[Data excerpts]

◆ ◆ ◆ ◆ ◆ ◆ ◆

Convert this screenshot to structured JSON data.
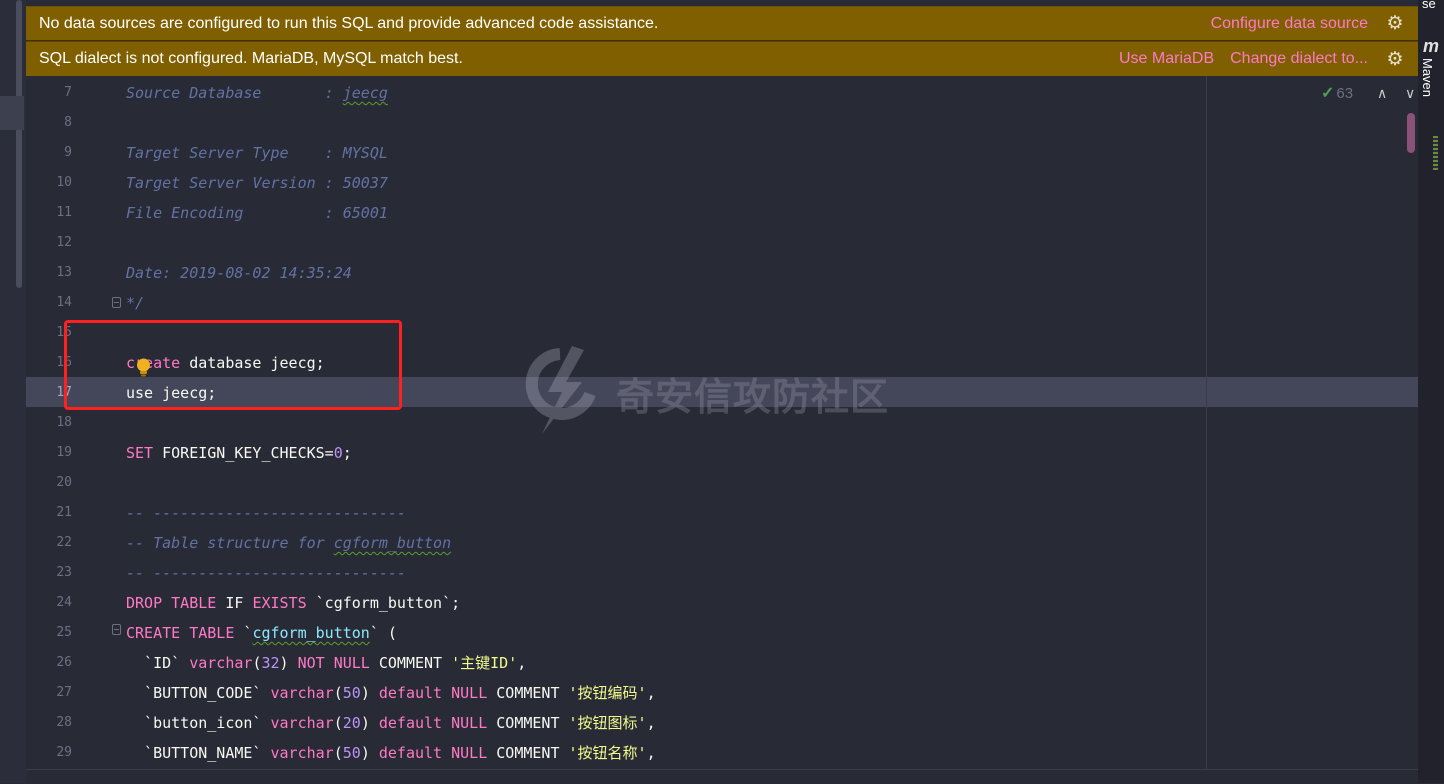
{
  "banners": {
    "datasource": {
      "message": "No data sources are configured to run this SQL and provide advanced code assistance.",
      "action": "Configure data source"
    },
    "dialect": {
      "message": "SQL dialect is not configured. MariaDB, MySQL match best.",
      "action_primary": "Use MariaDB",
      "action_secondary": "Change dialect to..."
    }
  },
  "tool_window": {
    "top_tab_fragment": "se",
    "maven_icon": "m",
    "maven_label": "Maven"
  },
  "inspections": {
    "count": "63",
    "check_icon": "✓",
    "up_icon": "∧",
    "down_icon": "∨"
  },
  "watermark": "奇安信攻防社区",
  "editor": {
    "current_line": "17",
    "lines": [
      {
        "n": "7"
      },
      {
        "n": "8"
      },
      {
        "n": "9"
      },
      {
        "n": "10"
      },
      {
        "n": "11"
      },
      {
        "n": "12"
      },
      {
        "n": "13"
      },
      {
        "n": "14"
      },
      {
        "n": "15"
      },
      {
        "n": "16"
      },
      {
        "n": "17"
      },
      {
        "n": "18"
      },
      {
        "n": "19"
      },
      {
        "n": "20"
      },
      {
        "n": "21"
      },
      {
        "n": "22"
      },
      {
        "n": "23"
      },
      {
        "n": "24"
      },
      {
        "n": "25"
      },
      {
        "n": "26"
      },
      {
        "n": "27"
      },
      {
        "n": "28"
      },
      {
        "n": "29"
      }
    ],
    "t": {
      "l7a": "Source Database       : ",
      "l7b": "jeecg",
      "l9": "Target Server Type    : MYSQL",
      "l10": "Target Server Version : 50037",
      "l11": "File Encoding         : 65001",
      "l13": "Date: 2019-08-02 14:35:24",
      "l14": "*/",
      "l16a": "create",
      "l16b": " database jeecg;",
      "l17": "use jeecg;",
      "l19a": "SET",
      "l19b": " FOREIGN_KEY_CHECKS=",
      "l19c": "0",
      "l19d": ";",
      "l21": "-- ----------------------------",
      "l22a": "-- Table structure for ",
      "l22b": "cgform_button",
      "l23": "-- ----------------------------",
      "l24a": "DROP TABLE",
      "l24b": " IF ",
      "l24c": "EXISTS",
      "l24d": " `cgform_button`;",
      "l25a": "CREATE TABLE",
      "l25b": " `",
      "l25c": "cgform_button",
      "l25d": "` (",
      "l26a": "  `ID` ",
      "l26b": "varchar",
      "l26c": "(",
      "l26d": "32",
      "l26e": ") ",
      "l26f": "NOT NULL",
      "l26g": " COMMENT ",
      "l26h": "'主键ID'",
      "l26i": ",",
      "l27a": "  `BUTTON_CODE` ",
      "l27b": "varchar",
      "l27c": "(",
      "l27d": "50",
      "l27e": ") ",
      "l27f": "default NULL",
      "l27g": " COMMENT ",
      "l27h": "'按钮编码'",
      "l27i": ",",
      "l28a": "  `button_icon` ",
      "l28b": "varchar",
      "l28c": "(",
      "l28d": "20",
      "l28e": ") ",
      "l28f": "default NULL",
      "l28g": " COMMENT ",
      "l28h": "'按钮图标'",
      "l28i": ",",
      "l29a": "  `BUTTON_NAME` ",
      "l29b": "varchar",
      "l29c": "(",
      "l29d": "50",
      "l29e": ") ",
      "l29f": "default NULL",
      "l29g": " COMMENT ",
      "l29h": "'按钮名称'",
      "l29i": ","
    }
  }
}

◆ ◆ ◆ ◆ ◆ ◆ ◆

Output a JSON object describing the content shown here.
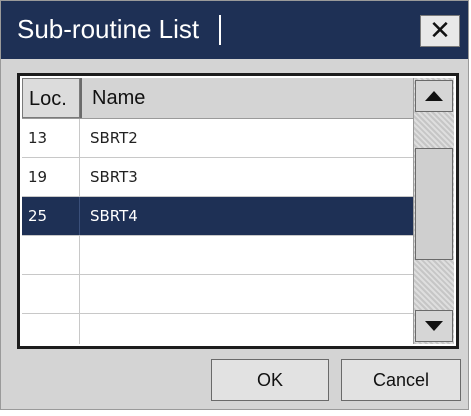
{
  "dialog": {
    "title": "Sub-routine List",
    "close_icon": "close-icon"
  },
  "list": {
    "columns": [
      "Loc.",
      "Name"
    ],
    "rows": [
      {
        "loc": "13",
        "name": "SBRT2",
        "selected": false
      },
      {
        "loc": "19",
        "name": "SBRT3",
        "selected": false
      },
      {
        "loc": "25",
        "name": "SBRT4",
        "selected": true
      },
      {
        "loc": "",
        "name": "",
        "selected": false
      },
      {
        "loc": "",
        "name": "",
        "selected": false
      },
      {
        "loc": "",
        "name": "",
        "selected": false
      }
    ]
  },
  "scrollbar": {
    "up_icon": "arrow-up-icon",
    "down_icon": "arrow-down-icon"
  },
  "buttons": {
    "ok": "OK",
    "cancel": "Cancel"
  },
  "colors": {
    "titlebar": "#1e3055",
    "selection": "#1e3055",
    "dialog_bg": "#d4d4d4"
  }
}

◆ ◆ ◆ ◆ ◆ ◆ ◆

- _Problem statement_
Where a line contains "varchar", copy that line.

- _Written solution_
      "l26b": "varchar",
      "l27b": "varchar",
      "l28b": "varchar",
      "l29b": "varchar",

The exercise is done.